What you will do :: Collect each line holding the string "following".

Exercise material ::

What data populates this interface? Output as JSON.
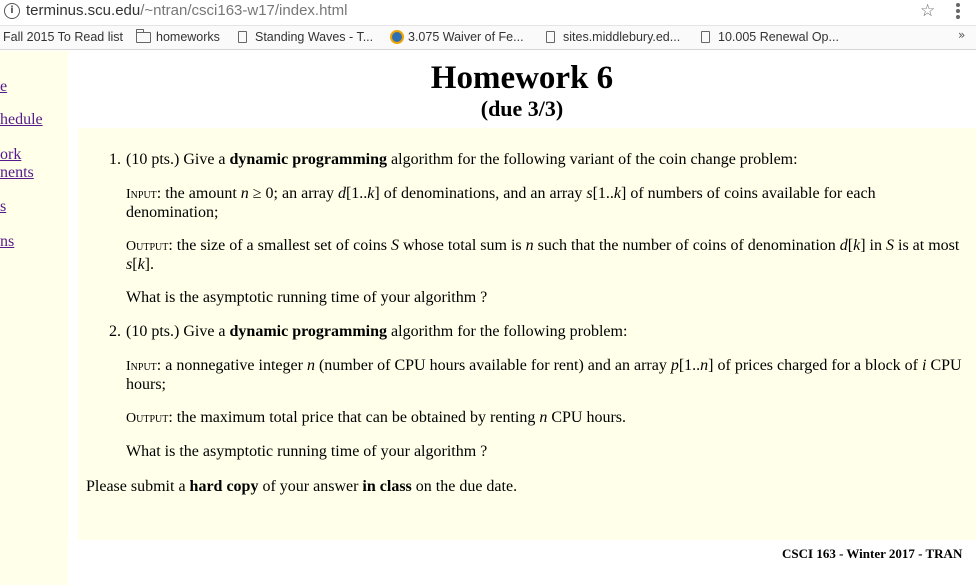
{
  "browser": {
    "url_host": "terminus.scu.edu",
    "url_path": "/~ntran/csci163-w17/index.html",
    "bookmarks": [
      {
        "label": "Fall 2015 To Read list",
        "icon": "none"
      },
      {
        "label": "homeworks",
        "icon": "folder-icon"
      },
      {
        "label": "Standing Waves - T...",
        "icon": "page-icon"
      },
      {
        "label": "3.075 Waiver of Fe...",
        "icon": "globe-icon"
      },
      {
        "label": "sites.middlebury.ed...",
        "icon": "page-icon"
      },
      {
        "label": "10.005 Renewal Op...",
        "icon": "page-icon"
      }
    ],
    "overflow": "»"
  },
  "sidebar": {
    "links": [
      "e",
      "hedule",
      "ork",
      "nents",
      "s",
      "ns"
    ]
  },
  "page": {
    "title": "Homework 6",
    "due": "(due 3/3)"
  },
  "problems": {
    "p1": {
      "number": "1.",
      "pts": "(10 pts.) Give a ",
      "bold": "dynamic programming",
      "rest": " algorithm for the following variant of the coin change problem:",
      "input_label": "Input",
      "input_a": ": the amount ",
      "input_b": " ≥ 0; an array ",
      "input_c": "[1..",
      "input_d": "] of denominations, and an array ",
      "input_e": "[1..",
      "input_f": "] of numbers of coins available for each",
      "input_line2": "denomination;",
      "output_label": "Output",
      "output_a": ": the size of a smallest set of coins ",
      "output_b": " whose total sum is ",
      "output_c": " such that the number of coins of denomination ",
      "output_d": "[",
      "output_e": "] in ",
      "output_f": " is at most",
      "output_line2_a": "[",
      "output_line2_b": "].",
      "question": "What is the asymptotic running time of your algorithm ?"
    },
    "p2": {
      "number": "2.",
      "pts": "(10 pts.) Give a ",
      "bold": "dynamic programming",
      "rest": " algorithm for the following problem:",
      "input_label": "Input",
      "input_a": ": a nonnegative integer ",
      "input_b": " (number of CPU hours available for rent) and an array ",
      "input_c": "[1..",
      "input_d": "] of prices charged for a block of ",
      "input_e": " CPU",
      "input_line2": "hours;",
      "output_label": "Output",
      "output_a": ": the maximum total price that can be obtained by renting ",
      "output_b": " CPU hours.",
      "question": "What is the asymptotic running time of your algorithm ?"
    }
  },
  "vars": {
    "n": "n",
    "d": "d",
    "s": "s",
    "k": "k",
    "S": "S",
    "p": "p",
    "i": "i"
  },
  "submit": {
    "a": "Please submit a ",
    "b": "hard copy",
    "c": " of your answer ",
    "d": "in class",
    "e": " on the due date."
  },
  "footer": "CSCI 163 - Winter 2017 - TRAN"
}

The answer ::
      "rest": " algorithm for the following variant of the coin change problem:",
      "rest": " algorithm for the following problem:",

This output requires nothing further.